Given entries.
────────────────────

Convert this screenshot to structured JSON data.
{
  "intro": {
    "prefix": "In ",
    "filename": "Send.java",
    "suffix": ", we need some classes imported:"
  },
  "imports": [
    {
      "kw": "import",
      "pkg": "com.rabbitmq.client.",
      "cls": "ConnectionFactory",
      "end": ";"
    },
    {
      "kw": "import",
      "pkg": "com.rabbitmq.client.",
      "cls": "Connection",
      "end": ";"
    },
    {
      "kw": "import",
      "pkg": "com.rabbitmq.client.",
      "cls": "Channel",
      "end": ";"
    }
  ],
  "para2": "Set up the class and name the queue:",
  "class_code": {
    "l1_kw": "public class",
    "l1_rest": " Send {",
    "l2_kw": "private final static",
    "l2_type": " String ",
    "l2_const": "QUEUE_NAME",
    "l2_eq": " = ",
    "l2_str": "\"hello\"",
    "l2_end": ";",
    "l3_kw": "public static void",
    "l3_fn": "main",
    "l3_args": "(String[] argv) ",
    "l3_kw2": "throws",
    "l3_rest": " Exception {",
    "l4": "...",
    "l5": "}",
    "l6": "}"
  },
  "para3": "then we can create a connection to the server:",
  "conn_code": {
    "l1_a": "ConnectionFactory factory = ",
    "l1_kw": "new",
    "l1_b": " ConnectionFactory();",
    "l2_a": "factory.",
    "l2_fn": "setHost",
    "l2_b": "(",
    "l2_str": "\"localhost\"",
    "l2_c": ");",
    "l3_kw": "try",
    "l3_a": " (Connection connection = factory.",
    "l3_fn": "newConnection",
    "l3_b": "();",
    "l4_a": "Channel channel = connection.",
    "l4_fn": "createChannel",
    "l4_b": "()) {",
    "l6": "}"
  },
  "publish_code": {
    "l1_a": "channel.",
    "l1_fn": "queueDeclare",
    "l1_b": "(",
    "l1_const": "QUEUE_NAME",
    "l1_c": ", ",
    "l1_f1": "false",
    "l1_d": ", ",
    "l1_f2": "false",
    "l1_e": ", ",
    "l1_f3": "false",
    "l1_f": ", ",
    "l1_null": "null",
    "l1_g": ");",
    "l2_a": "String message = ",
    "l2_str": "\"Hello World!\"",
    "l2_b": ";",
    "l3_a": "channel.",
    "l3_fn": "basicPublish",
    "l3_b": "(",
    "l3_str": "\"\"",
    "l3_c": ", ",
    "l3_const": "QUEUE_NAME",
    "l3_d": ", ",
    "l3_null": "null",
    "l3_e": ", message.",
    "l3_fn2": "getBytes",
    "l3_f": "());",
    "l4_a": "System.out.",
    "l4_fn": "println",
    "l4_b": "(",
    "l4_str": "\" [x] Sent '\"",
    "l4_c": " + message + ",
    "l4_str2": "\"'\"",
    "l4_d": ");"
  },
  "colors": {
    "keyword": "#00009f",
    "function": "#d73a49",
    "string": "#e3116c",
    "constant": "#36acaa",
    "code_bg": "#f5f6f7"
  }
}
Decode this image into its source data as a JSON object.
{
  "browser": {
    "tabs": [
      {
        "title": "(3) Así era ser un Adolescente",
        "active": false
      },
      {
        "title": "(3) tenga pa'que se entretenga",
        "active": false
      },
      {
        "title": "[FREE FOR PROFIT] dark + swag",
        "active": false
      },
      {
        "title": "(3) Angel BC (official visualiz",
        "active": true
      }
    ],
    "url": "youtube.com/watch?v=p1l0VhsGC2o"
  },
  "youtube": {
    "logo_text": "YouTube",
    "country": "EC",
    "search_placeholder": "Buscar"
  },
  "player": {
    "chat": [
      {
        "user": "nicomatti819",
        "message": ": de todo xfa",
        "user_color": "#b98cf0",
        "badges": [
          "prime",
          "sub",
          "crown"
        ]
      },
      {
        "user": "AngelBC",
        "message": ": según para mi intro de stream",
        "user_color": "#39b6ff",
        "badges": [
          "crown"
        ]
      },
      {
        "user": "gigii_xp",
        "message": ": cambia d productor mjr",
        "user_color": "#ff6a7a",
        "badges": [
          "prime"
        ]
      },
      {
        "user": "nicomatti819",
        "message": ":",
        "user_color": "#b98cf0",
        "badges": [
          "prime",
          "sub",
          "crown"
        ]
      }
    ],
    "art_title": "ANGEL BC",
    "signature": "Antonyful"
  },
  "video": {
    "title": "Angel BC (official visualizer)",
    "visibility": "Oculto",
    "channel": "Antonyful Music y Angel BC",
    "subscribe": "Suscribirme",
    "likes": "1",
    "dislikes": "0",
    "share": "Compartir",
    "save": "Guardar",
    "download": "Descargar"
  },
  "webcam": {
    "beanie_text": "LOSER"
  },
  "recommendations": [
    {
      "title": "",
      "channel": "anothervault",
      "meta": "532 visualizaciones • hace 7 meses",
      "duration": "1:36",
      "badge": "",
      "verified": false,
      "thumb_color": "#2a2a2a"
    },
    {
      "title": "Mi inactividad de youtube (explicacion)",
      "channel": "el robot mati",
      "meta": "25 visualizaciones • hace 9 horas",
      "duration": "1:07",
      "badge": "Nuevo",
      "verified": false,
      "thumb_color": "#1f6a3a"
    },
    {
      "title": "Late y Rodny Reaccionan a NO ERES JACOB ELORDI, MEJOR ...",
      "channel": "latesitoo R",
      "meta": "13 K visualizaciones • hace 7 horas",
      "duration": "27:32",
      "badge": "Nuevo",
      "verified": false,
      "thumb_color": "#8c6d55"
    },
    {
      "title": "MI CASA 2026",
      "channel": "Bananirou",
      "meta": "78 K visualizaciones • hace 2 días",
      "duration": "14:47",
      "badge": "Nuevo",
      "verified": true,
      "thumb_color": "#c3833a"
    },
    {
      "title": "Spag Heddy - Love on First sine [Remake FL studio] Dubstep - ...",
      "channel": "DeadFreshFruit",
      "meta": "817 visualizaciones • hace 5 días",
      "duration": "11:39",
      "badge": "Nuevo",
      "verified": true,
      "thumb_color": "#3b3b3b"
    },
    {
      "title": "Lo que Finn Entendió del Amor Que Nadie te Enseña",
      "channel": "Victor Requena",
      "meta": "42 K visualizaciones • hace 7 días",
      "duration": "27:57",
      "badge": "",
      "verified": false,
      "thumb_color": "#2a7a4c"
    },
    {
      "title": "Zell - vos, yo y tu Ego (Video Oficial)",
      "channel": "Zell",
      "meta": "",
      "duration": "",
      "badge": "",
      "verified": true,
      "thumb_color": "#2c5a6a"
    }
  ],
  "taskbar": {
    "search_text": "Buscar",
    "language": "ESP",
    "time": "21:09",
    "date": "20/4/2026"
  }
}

────────────────────

To be done. From the records above, extract each line exactly as shown.

Solution below.
Convert this screenshot to structured JSON data.
{
  "intro": {
    "prefix": "In ",
    "filename": "Send.java",
    "suffix": ", we need some classes imported:"
  },
  "imports": [
    {
      "kw": "import",
      "pkg": "com.rabbitmq.client.",
      "cls": "ConnectionFactory",
      "end": ";"
    },
    {
      "kw": "import",
      "pkg": "com.rabbitmq.client.",
      "cls": "Connection",
      "end": ";"
    },
    {
      "kw": "import",
      "pkg": "com.rabbitmq.client.",
      "cls": "Channel",
      "end": ";"
    }
  ],
  "para2": "Set up the class and name the queue:",
  "class_code": {
    "l1_kw": "public class",
    "l1_rest": " Send {",
    "l2_kw": "private final static",
    "l2_type": " String ",
    "l2_const": "QUEUE_NAME",
    "l2_eq": " = ",
    "l2_str": "\"hello\"",
    "l2_end": ";",
    "l3_kw": "public static void",
    "l3_fn": "main",
    "l3_args": "(String[] argv) ",
    "l3_kw2": "throws",
    "l3_rest": " Exception {",
    "l4": "...",
    "l5": "}",
    "l6": "}"
  },
  "para3": "then we can create a connection to the server:",
  "conn_code": {
    "l1_a": "ConnectionFactory factory = ",
    "l1_kw": "new",
    "l1_b": " ConnectionFactory();",
    "l2_a": "factory.",
    "l2_fn": "setHost",
    "l2_b": "(",
    "l2_str": "\"localhost\"",
    "l2_c": ");",
    "l3_kw": "try",
    "l3_a": " (Connection connection = factory.",
    "l3_fn": "newConnection",
    "l3_b": "();",
    "l4_a": "Channel channel = connection.",
    "l4_fn": "createChannel",
    "l4_b": "()) {",
    "l6": "}"
  },
  "publish_code": {
    "l1_a": "channel.",
    "l1_fn": "queueDeclare",
    "l1_b": "(",
    "l1_const": "QUEUE_NAME",
    "l1_c": ", ",
    "l1_f1": "false",
    "l1_d": ", ",
    "l1_f2": "false",
    "l1_e": ", ",
    "l1_f3": "false",
    "l1_f": ", ",
    "l1_null": "null",
    "l1_g": ");",
    "l2_a": "String message = ",
    "l2_str": "\"Hello World!\"",
    "l2_b": ";",
    "l3_a": "channel.",
    "l3_fn": "basicPublish",
    "l3_b": "(",
    "l3_str": "\"\"",
    "l3_c": ", ",
    "l3_const": "QUEUE_NAME",
    "l3_d": ", ",
    "l3_null": "null",
    "l3_e": ", message.",
    "l3_fn2": "getBytes",
    "l3_f": "());",
    "l4_a": "System.out.",
    "l4_fn": "println",
    "l4_b": "(",
    "l4_str": "\" [x] Sent '\"",
    "l4_c": " + message + ",
    "l4_str2": "\"'\"",
    "l4_d": ");"
  },
  "colors": {
    "keyword": "#00009f",
    "function": "#d73a49",
    "string": "#e3116c",
    "constant": "#36acaa",
    "code_bg": "#f5f6f7"
  }
}
Decode this image into its source data as a JSON object.
{
  "browser": {
    "tabs": [
      {
        "title": "(3) Así era ser un Adolescente",
        "active": false
      },
      {
        "title": "(3) tenga pa'que se entretenga",
        "active": false
      },
      {
        "title": "[FREE FOR PROFIT] dark + swag",
        "active": false
      },
      {
        "title": "(3) Angel BC (official visualiz",
        "active": true
      }
    ],
    "url": "youtube.com/watch?v=p1l0VhsGC2o"
  },
  "youtube": {
    "logo_text": "YouTube",
    "country": "EC",
    "search_placeholder": "Buscar"
  },
  "player": {
    "chat": [
      {
        "user": "nicomatti819",
        "message": ": de todo xfa",
        "user_color": "#b98cf0",
        "badges": [
          "prime",
          "sub",
          "crown"
        ]
      },
      {
        "user": "AngelBC",
        "message": ": según para mi intro de stream",
        "user_color": "#39b6ff",
        "badges": [
          "crown"
        ]
      },
      {
        "user": "gigii_xp",
        "message": ": cambia d productor mjr",
        "user_color": "#ff6a7a",
        "badges": [
          "prime"
        ]
      },
      {
        "user": "nicomatti819",
        "message": ":",
        "user_color": "#b98cf0",
        "badges": [
          "prime",
          "sub",
          "crown"
        ]
      }
    ],
    "art_title": "ANGEL BC",
    "signature": "Antonyful"
  },
  "video": {
    "title": "Angel BC (official visualizer)",
    "visibility": "Oculto",
    "channel": "Antonyful Music y Angel BC",
    "subscribe": "Suscribirme",
    "likes": "1",
    "dislikes": "0",
    "share": "Compartir",
    "save": "Guardar",
    "download": "Descargar"
  },
  "webcam": {
    "beanie_text": "LOSER"
  },
  "recommendations": [
    {
      "title": "",
      "channel": "anothervault",
      "meta": "532 visualizaciones • hace 7 meses",
      "duration": "1:36",
      "badge": "",
      "verified": false,
      "thumb_color": "#2a2a2a"
    },
    {
      "title": "Mi inactividad de youtube (explicacion)",
      "channel": "el robot mati",
      "meta": "25 visualizaciones • hace 9 horas",
      "duration": "1:07",
      "badge": "Nuevo",
      "verified": false,
      "thumb_color": "#1f6a3a"
    },
    {
      "title": "Late y Rodny Reaccionan a NO ERES JACOB ELORDI, MEJOR ...",
      "channel": "latesitoo R",
      "meta": "13 K visualizaciones • hace 7 horas",
      "duration": "27:32",
      "badge": "Nuevo",
      "verified": false,
      "thumb_color": "#8c6d55"
    },
    {
      "title": "MI CASA 2026",
      "channel": "Bananirou",
      "meta": "78 K visualizaciones • hace 2 días",
      "duration": "14:47",
      "badge": "Nuevo",
      "verified": true,
      "thumb_color": "#c3833a"
    },
    {
      "title": "Spag Heddy - Love on First sine [Remake FL studio] Dubstep - ...",
      "channel": "DeadFreshFruit",
      "meta": "817 visualizaciones • hace 5 días",
      "duration": "11:39",
      "badge": "Nuevo",
      "verified": true,
      "thumb_color": "#3b3b3b"
    },
    {
      "title": "Lo que Finn Entendió del Amor Que Nadie te Enseña",
      "channel": "Victor Requena",
      "meta": "42 K visualizaciones • hace 7 días",
      "duration": "27:57",
      "badge": "",
      "verified": false,
      "thumb_color": "#2a7a4c"
    },
    {
      "title": "Zell - vos, yo y tu Ego (Video Oficial)",
      "channel": "Zell",
      "meta": "",
      "duration": "",
      "badge": "",
      "verified": true,
      "thumb_color": "#2c5a6a"
    }
  ],
  "taskbar": {
    "search_text": "Buscar",
    "language": "ESP",
    "time": "21:09",
    "date": "20/4/2026"
  }
}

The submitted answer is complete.